- Work to do: The lines to extract begin at the one containing "What's the underlying" and run to the end of the listing; set them down exactly and alone.

··· Input data

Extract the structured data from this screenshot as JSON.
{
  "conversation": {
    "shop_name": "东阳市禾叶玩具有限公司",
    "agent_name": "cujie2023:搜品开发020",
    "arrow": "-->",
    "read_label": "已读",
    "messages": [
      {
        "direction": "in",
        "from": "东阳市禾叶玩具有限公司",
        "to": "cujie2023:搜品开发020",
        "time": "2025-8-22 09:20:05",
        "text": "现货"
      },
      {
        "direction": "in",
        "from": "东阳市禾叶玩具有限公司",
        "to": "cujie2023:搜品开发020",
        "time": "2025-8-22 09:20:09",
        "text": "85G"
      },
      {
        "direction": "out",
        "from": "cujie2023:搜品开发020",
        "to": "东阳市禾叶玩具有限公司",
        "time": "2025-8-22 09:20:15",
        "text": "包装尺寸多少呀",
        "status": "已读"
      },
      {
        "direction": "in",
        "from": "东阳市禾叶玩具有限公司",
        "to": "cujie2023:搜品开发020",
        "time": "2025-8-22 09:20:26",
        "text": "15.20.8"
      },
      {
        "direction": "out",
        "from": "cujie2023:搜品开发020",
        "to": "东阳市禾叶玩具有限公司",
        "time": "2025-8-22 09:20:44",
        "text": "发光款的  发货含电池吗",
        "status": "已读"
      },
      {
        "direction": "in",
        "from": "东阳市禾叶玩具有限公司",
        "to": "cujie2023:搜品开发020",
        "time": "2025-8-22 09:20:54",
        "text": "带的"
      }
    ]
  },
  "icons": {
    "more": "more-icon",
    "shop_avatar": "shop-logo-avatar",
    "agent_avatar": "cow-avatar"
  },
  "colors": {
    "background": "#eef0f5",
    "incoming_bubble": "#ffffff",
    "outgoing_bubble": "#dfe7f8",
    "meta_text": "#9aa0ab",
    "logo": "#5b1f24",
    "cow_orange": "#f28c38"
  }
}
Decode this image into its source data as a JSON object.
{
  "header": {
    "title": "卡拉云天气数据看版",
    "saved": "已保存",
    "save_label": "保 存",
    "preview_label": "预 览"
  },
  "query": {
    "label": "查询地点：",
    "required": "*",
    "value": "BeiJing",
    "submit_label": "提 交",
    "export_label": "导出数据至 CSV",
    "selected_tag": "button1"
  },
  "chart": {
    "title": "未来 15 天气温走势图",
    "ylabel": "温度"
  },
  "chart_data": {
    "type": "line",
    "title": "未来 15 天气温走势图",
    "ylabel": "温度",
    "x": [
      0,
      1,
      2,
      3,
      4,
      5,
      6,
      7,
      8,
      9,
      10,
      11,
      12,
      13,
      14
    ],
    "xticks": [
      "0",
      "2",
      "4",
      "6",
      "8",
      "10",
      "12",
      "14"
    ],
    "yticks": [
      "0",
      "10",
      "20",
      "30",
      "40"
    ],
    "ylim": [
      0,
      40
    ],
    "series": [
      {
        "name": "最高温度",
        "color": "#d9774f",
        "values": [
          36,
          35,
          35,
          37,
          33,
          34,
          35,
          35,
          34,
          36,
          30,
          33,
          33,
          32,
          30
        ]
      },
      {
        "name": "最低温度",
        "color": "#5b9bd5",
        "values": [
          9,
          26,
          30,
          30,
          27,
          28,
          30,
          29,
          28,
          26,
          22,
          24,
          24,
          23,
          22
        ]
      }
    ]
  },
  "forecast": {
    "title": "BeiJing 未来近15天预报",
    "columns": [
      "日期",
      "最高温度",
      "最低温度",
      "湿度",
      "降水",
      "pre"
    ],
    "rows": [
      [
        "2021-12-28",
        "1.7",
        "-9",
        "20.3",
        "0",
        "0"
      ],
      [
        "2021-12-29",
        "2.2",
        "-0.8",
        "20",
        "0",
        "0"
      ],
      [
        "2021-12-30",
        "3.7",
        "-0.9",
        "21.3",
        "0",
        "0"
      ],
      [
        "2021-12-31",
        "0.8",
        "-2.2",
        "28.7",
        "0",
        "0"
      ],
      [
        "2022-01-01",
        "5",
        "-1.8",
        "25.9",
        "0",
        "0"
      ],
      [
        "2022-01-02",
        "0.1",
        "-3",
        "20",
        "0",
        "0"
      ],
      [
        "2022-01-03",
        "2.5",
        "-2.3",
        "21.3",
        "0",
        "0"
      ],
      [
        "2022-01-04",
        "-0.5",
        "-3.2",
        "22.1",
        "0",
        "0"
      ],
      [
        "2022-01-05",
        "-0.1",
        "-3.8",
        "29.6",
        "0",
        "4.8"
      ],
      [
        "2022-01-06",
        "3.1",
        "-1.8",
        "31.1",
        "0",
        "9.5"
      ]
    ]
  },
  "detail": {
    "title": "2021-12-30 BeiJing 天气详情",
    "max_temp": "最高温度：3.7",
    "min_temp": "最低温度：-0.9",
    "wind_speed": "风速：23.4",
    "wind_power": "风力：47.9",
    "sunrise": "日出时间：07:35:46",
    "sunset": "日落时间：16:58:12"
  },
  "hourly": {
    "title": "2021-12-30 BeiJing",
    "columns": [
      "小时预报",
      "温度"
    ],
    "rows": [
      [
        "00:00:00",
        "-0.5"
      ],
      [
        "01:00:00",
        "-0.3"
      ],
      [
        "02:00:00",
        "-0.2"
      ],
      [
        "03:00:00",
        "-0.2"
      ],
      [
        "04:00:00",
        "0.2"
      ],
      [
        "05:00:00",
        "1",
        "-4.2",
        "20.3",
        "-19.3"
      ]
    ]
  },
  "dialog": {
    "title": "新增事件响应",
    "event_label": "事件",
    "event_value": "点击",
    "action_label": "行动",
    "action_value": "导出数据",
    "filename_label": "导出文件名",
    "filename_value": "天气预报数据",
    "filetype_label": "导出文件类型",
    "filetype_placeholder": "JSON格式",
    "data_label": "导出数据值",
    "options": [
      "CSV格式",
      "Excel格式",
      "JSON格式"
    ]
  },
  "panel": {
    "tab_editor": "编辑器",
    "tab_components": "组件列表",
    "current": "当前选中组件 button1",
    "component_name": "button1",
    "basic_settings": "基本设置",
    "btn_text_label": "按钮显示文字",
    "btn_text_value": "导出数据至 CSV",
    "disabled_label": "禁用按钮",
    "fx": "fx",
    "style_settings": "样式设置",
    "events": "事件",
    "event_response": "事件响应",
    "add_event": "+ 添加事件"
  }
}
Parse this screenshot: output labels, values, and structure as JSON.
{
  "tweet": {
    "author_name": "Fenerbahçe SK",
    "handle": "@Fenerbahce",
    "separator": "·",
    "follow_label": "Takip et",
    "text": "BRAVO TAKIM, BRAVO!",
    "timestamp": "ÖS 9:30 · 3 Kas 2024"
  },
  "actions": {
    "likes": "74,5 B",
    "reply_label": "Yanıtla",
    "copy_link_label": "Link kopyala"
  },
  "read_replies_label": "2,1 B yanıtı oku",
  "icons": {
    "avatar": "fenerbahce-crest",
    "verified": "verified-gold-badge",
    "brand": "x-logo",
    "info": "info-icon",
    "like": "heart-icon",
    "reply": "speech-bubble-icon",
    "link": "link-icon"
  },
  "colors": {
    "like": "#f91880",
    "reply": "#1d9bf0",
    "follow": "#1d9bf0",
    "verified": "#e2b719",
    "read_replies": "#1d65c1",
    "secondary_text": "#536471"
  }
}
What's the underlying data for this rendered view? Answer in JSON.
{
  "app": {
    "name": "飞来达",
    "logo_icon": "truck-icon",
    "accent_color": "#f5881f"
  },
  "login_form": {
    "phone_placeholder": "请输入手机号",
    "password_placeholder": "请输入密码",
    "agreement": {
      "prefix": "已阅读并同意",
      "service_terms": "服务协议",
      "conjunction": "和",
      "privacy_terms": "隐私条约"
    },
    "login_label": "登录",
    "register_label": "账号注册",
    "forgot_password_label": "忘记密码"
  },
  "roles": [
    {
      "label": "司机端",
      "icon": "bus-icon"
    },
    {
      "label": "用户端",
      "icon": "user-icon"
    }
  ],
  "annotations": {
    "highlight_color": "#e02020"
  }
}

······

- Finished task:
What's the underlying data for this rendered view? Answer in JSON.
{
  "app": {
    "name": "飞来达",
    "logo_icon": "truck-icon",
    "accent_color": "#f5881f"
  },
  "login_form": {
    "phone_placeholder": "请输入手机号",
    "password_placeholder": "请输入密码",
    "agreement": {
      "prefix": "已阅读并同意",
      "service_terms": "服务协议",
      "conjunction": "和",
      "privacy_terms": "隐私条约"
    },
    "login_label": "登录",
    "register_label": "账号注册",
    "forgot_password_label": "忘记密码"
  },
  "roles": [
    {
      "label": "司机端",
      "icon": "bus-icon"
    },
    {
      "label": "用户端",
      "icon": "user-icon"
    }
  ],
  "annotations": {
    "highlight_color": "#e02020"
  }
}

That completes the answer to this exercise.